Exercise: Filter out everything except lines holding "name".

━━━ Provided material ━━━

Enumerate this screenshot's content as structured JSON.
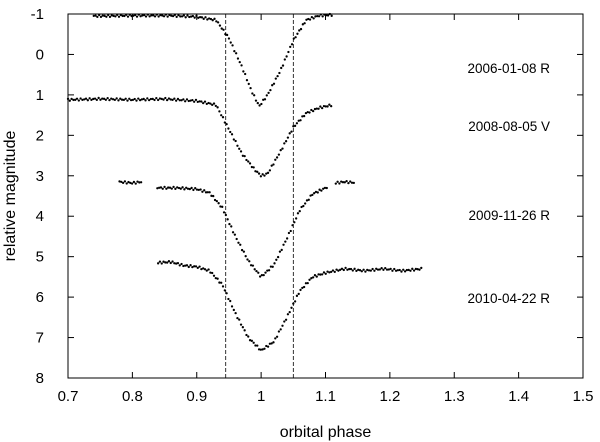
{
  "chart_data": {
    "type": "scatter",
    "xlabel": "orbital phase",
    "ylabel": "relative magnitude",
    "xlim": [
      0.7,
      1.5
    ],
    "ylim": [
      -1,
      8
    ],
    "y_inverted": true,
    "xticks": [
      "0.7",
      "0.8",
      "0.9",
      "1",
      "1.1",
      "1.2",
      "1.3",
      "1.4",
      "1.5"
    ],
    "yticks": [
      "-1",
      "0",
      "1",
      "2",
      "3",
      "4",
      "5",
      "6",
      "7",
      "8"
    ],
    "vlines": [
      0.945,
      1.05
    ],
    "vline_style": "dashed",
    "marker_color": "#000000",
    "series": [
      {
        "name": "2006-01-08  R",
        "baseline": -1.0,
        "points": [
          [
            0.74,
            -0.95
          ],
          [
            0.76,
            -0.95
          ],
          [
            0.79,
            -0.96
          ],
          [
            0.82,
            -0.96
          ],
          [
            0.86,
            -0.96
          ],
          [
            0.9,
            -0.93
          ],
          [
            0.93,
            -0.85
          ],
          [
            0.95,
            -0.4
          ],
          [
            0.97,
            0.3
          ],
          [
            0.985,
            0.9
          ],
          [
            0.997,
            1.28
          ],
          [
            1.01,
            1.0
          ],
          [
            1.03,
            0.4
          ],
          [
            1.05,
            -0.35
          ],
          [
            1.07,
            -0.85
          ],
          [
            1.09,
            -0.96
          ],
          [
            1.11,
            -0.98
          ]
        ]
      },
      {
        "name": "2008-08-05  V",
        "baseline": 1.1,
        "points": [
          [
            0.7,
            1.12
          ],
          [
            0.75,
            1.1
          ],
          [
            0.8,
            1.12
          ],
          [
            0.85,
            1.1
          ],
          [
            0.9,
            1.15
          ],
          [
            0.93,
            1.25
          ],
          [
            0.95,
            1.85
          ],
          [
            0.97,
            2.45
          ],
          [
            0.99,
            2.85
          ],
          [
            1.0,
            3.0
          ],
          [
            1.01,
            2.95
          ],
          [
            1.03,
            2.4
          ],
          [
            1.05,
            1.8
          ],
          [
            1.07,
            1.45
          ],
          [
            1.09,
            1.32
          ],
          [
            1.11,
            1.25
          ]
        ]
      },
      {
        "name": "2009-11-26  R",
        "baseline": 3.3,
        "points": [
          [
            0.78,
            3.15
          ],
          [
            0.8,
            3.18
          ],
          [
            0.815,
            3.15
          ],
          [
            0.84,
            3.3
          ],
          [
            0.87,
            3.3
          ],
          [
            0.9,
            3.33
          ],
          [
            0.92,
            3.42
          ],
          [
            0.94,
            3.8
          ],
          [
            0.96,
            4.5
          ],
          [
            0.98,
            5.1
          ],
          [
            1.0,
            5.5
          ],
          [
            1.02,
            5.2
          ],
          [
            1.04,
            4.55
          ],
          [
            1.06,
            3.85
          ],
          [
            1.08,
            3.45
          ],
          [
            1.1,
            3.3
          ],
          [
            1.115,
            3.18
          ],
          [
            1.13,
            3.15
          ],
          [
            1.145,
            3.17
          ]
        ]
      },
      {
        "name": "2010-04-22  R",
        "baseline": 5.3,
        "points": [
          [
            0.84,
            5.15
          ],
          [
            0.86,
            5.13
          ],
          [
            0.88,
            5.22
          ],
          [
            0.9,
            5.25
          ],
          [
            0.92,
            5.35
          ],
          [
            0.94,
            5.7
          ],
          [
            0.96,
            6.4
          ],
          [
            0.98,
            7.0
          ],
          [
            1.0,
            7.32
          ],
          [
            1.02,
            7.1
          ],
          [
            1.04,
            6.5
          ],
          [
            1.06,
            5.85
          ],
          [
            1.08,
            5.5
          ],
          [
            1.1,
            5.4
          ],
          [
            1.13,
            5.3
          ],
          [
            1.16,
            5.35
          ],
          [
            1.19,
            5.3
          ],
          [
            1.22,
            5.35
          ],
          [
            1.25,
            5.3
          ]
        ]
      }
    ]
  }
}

━━━

Answer to this problem:
        "name": "2006-01-08  R",
        "name": "2008-08-05  V",
        "name": "2009-11-26  R",
        "name": "2010-04-22  R",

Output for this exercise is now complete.